[Stored records]
— start —

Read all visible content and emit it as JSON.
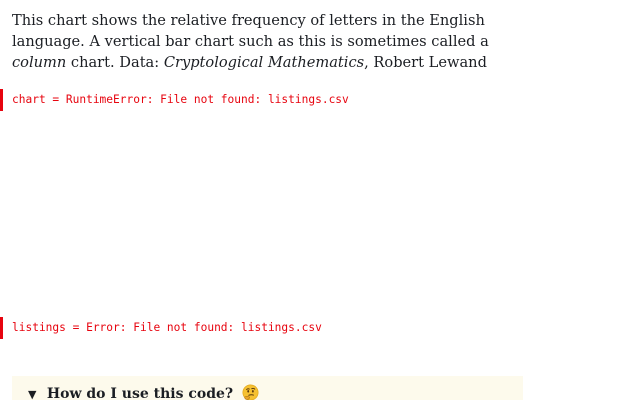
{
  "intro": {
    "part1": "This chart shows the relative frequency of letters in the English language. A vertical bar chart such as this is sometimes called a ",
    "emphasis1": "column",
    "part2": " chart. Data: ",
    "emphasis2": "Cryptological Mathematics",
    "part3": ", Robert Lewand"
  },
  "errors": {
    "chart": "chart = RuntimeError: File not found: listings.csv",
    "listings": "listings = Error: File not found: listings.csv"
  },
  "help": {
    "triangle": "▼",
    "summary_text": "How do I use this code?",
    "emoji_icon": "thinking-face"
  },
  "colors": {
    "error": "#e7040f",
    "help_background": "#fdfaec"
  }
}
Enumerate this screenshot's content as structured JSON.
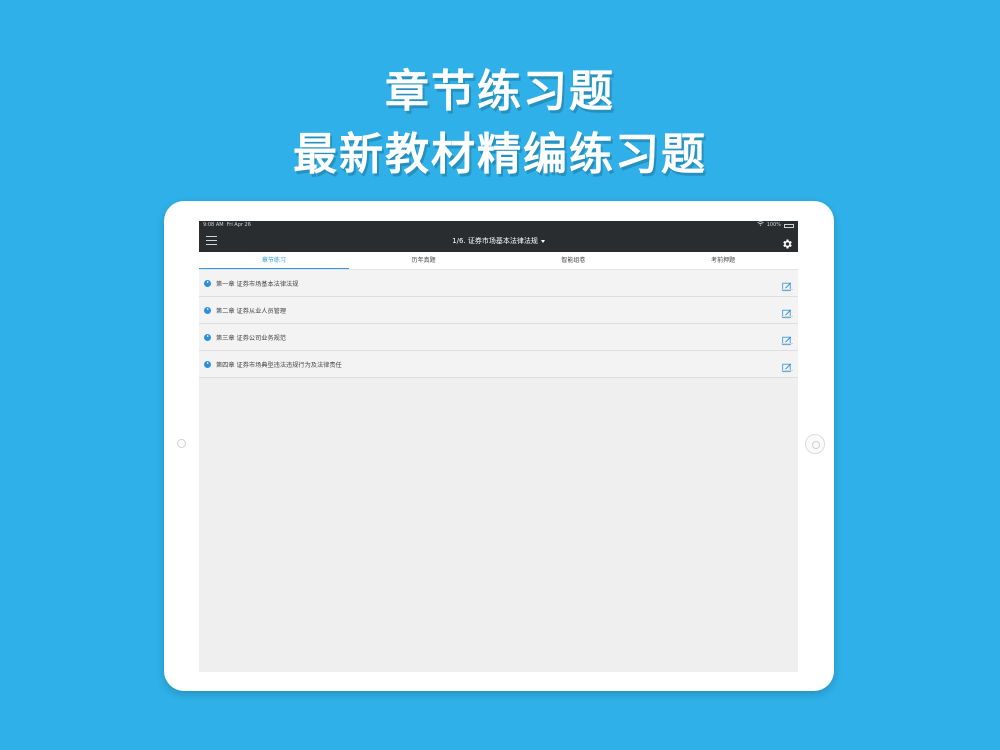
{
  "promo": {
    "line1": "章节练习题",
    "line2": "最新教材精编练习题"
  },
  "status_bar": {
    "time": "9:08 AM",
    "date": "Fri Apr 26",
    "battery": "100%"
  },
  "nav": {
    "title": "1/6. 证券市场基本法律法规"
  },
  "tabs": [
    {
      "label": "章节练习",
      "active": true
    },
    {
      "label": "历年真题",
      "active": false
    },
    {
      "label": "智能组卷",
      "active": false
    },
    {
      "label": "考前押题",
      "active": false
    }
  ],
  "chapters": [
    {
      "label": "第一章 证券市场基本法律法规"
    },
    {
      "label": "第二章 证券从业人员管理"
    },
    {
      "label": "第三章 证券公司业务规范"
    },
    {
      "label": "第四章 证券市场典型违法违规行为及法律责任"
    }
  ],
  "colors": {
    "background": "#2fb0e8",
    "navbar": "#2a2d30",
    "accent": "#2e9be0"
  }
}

— end —

| Work to complete |
Give every line of the material that includes the string "label".

| Result of this exercise |
      "label": "章节练习",
      "label": "历年真题",
      "label": "智能组卷",
      "label": "考前押题",
      "label": "第一章 证券市场基本法律法规"
      "label": "第二章 证券从业人员管理"
      "label": "第三章 证券公司业务规范"
      "label": "第四章 证券市场典型违法违规行为及法律责任"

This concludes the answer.